_What to do_
Check each line of the records below for the word "Email" and copy those where it appears.

_Data section_
-- START --

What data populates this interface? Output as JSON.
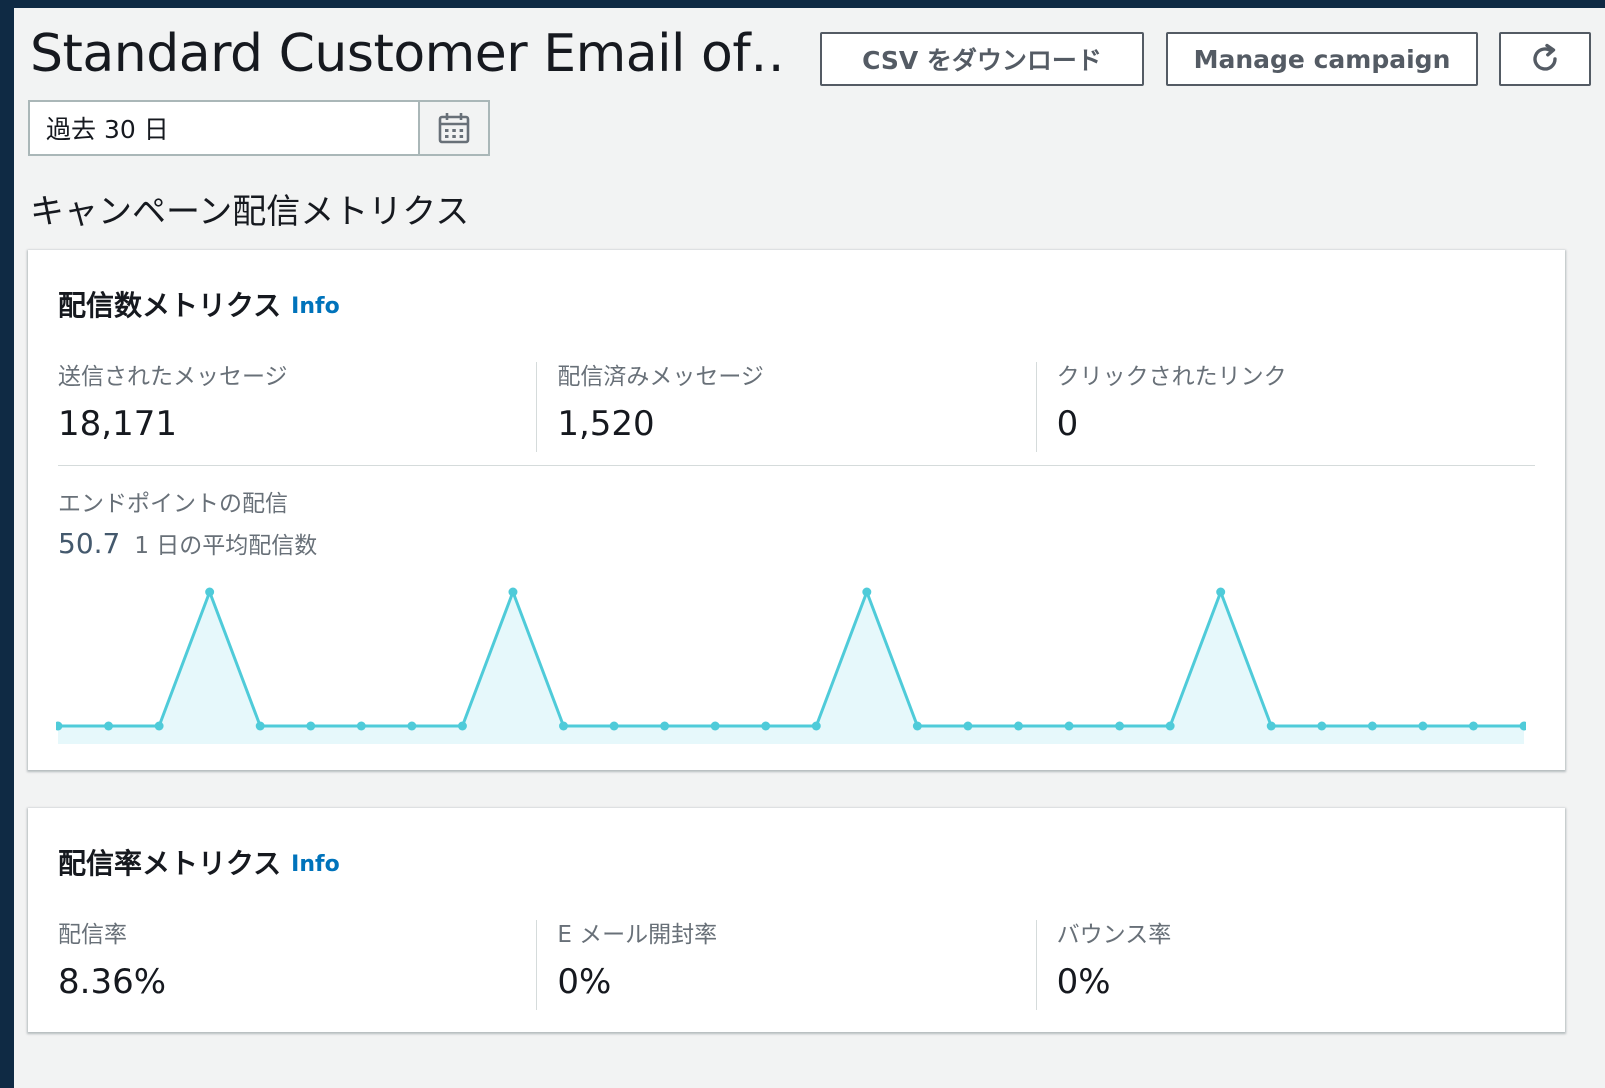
{
  "header": {
    "title": "Standard Customer Email of…",
    "csv_button": "CSV をダウンロード",
    "manage_button": "Manage campaign"
  },
  "date_range": {
    "value": "過去 30 日"
  },
  "section_title": "キャンペーン配信メトリクス",
  "delivery_count_card": {
    "title": "配信数メトリクス",
    "info": "Info",
    "metrics": [
      {
        "label": "送信されたメッセージ",
        "value": "18,171"
      },
      {
        "label": "配信済みメッセージ",
        "value": "1,520"
      },
      {
        "label": "クリックされたリンク",
        "value": "0"
      }
    ],
    "endpoint_label": "エンドポイントの配信",
    "avg_value": "50.7",
    "avg_label": "1 日の平均配信数"
  },
  "delivery_rate_card": {
    "title": "配信率メトリクス",
    "info": "Info",
    "metrics": [
      {
        "label": "配信率",
        "value": "8.36%"
      },
      {
        "label": "E メール開封率",
        "value": "0%"
      },
      {
        "label": "バウンス率",
        "value": "0%"
      }
    ]
  },
  "chart_data": {
    "type": "area",
    "x": [
      1,
      2,
      3,
      4,
      5,
      6,
      7,
      8,
      9,
      10,
      11,
      12,
      13,
      14,
      15,
      16,
      17,
      18,
      19,
      20,
      21,
      22,
      23,
      24,
      25,
      26,
      27,
      28,
      29,
      30
    ],
    "series": [
      {
        "values": [
          0,
          0,
          0,
          380,
          0,
          0,
          0,
          0,
          0,
          380,
          0,
          0,
          0,
          0,
          0,
          0,
          380,
          0,
          0,
          0,
          0,
          0,
          0,
          380,
          0,
          0,
          0,
          0,
          0,
          0
        ]
      }
    ],
    "ylim": [
      0,
      380
    ],
    "grid": false,
    "line_color": "#4fcbd9",
    "fill_color": "#e6f8fb"
  }
}
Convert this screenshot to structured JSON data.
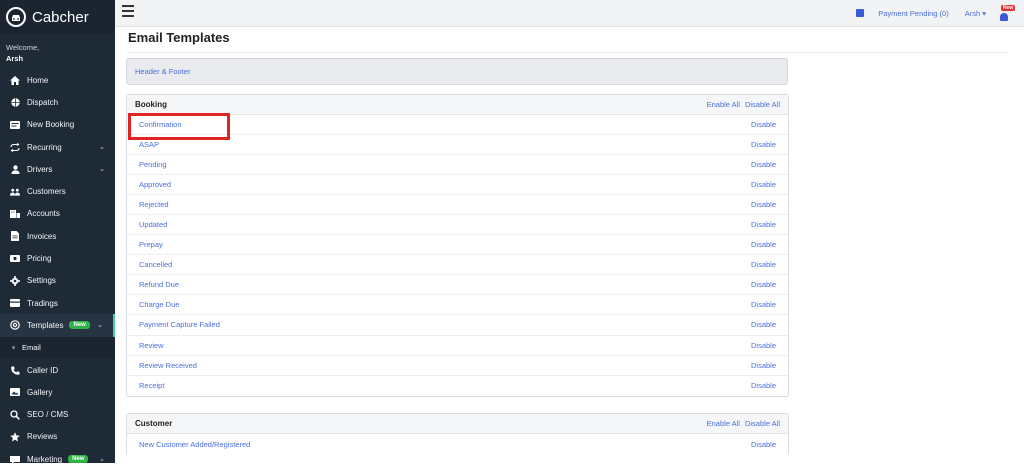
{
  "sidebar": {
    "brand": "Cabcher",
    "welcome": "Welcome,",
    "user": "Arsh",
    "items": [
      {
        "label": "Home",
        "icon": "home-icon"
      },
      {
        "label": "Dispatch",
        "icon": "globe-icon"
      },
      {
        "label": "New Booking",
        "icon": "booking-icon"
      },
      {
        "label": "Recurring",
        "icon": "repeat-icon"
      },
      {
        "label": "Drivers",
        "icon": "driver-icon"
      },
      {
        "label": "Customers",
        "icon": "users-icon"
      },
      {
        "label": "Accounts",
        "icon": "accounts-icon"
      },
      {
        "label": "Invoices",
        "icon": "invoice-icon"
      },
      {
        "label": "Pricing",
        "icon": "pricing-icon"
      },
      {
        "label": "Settings",
        "icon": "gear-icon"
      },
      {
        "label": "Tradings",
        "icon": "tradings-icon"
      },
      {
        "label": "Templates",
        "icon": "at-icon",
        "badge": "New"
      },
      {
        "label": "Email",
        "icon": "dot-icon"
      },
      {
        "label": "Caller ID",
        "icon": "phone-icon"
      },
      {
        "label": "Gallery",
        "icon": "gallery-icon"
      },
      {
        "label": "SEO / CMS",
        "icon": "seo-icon"
      },
      {
        "label": "Reviews",
        "icon": "star-icon"
      },
      {
        "label": "Marketing",
        "icon": "marketing-icon",
        "badge": "New"
      }
    ]
  },
  "topbar": {
    "payment_pending": "Payment Pending (0)",
    "user": "Arsh",
    "bell_badge": "New"
  },
  "page": {
    "title": "Email Templates",
    "header_footer": "Header & Footer"
  },
  "booking": {
    "title": "Booking",
    "enable_all": "Enable All",
    "disable_all": "Disable All",
    "rows": [
      {
        "name": "Confirmation",
        "action": "Disable"
      },
      {
        "name": "ASAP",
        "action": "Disable"
      },
      {
        "name": "Pending",
        "action": "Disable"
      },
      {
        "name": "Approved",
        "action": "Disable"
      },
      {
        "name": "Rejected",
        "action": "Disable"
      },
      {
        "name": "Updated",
        "action": "Disable"
      },
      {
        "name": "Prepay",
        "action": "Disable"
      },
      {
        "name": "Cancelled",
        "action": "Disable"
      },
      {
        "name": "Refund Due",
        "action": "Disable"
      },
      {
        "name": "Charge Due",
        "action": "Disable"
      },
      {
        "name": "Payment Capture Failed",
        "action": "Disable"
      },
      {
        "name": "Review",
        "action": "Disable"
      },
      {
        "name": "Review Received",
        "action": "Disable"
      },
      {
        "name": "Receipt",
        "action": "Disable"
      }
    ]
  },
  "customer": {
    "title": "Customer",
    "enable_all": "Enable All",
    "disable_all": "Disable All",
    "rows": [
      {
        "name": "New Customer Added/Registered",
        "action": "Disable"
      }
    ]
  },
  "colors": {
    "sidebar_bg": "#1f2a37",
    "link": "#4a6fdc",
    "badge_green": "#2fb344",
    "highlight_red": "#e02424"
  }
}
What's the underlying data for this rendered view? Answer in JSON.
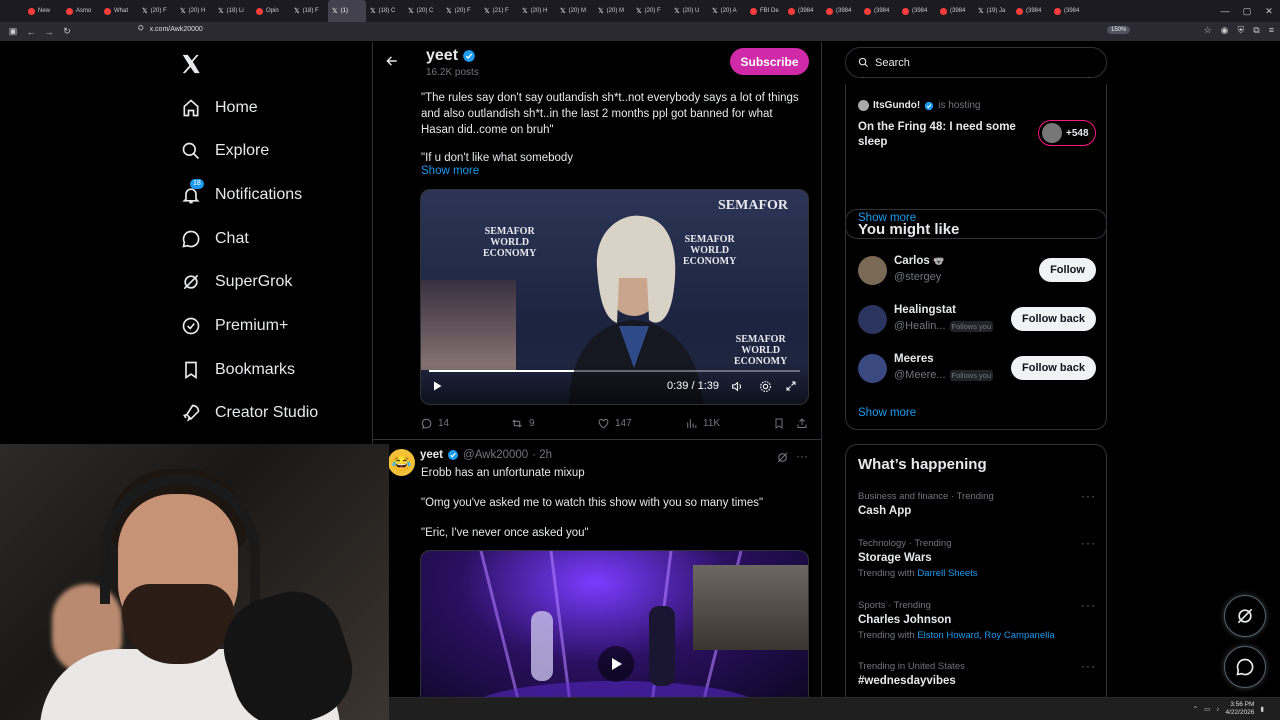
{
  "browser": {
    "tabs": [
      "New",
      "Asmo",
      "What",
      "(20) F",
      "(20) H",
      "(18) Li",
      "Opin",
      "(18) F",
      "(1)",
      "(18) C",
      "(20) C",
      "(20) F",
      "(21) F",
      "(20) H",
      "(20) M",
      "(20) M",
      "(20) F",
      "(20) U",
      "(20) A",
      "FBI De",
      "(3984",
      "(3984",
      "(3984",
      "(3984",
      "(3984",
      "(19) Ja",
      "(3984",
      "(3984"
    ],
    "url": "x.com/Awk20000",
    "zoom": "150%"
  },
  "nav": {
    "items": [
      {
        "label": "Home",
        "icon": "home-icon"
      },
      {
        "label": "Explore",
        "icon": "search-icon"
      },
      {
        "label": "Notifications",
        "icon": "bell-icon"
      },
      {
        "label": "Chat",
        "icon": "chat-icon"
      },
      {
        "label": "SuperGrok",
        "icon": "grok-icon"
      },
      {
        "label": "Premium+",
        "icon": "verified-icon"
      },
      {
        "label": "Bookmarks",
        "icon": "bookmark-icon"
      },
      {
        "label": "Creator Studio",
        "icon": "rocket-icon"
      }
    ],
    "notifications_badge": "18"
  },
  "profile": {
    "name": "yeet",
    "posts": "16.2K posts",
    "subscribe_label": "Subscribe"
  },
  "post1": {
    "text_lines": [
      "\"The rules say don't say outlandish sh*t..not everybody says a lot of things",
      "and also outlandish sh*t..in the last 2 months ppl got banned for what",
      "Hasan did..come on bruh\"",
      "\"If u don't like what somebody"
    ],
    "show_more": "Show more",
    "video": {
      "brand_top": "SEMAFOR",
      "brand_lines": [
        "SEMAFOR",
        "WORLD",
        "ECONOMY"
      ],
      "time": "0:39 / 1:39",
      "progress": 0.39
    },
    "stats": {
      "replies": "14",
      "reposts": "9",
      "likes": "147",
      "views": "11K"
    }
  },
  "post2": {
    "name": "yeet",
    "handle": "@Awk20000",
    "time": "· 2h",
    "text1": "Erobb has an unfortunate mixup",
    "text2": "\"Omg you've asked me to watch this show with you so many times\"",
    "text3": "\"Eric, I've never once asked you\""
  },
  "sidebar": {
    "search_placeholder": "Search",
    "space": {
      "host": "ItsGundo!",
      "status": "is hosting",
      "title": "On the Fring 48: I need some sleep",
      "listeners": "+548",
      "show_more": "Show more"
    },
    "who_to_follow": {
      "title": "You might like",
      "users": [
        {
          "name": "Carlos",
          "handle": "@stergey",
          "follows_you": "",
          "button": "Follow",
          "color": "#7a6a55"
        },
        {
          "name": "Healingstat",
          "handle": "@Healin...",
          "follows_you": "Follows you",
          "button": "Follow back",
          "color": "#2c3560"
        },
        {
          "name": "Meeres",
          "handle": "@Meere...",
          "follows_you": "Follows you",
          "button": "Follow back",
          "color": "#3a4a80"
        }
      ],
      "show_more": "Show more"
    },
    "trends": {
      "title": "What’s happening",
      "items": [
        {
          "context": "Business and finance · Trending",
          "title": "Cash App",
          "with_label": "",
          "with": ""
        },
        {
          "context": "Technology · Trending",
          "title": "Storage Wars",
          "with_label": "Trending with",
          "with": "Darrell Sheets"
        },
        {
          "context": "Sports · Trending",
          "title": "Charles Johnson",
          "with_label": "Trending with",
          "with": "Elston Howard, Roy Campanella"
        },
        {
          "context": "Trending in United States",
          "title": "#wednesdayvibes",
          "with_label": "",
          "with": ""
        }
      ]
    }
  },
  "taskbar": {
    "time": "3:56 PM",
    "date": "4/22/2026"
  }
}
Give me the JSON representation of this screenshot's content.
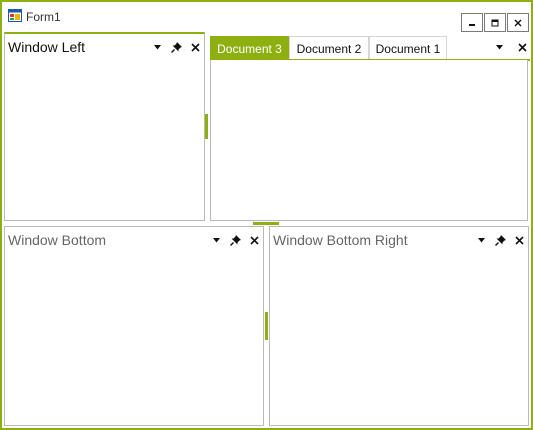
{
  "window": {
    "title": "Form1",
    "minimize_icon": "minimize-icon",
    "maximize_icon": "maximize-icon",
    "close_icon": "close-icon"
  },
  "panes": {
    "left": {
      "title": "Window Left",
      "state": "active"
    },
    "bottom": {
      "title": "Window Bottom",
      "state": "inactive"
    },
    "bottom_right": {
      "title": "Window Bottom Right",
      "state": "inactive"
    }
  },
  "documents": {
    "tabs": [
      {
        "label": "Document 3",
        "selected": true
      },
      {
        "label": "Document 2",
        "selected": false
      },
      {
        "label": "Document 1",
        "selected": false
      }
    ]
  },
  "icons": {
    "dropdown": "chevron-down-icon",
    "pin": "pin-icon",
    "close": "close-icon"
  },
  "colors": {
    "accent": "#8db010",
    "border": "#b9b9b9",
    "inactive_text": "#666666"
  }
}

-- END --

_Correct output_
    "title": "Standard Customer Email of…",
        "label": "Email",
    "title": "Email Templates",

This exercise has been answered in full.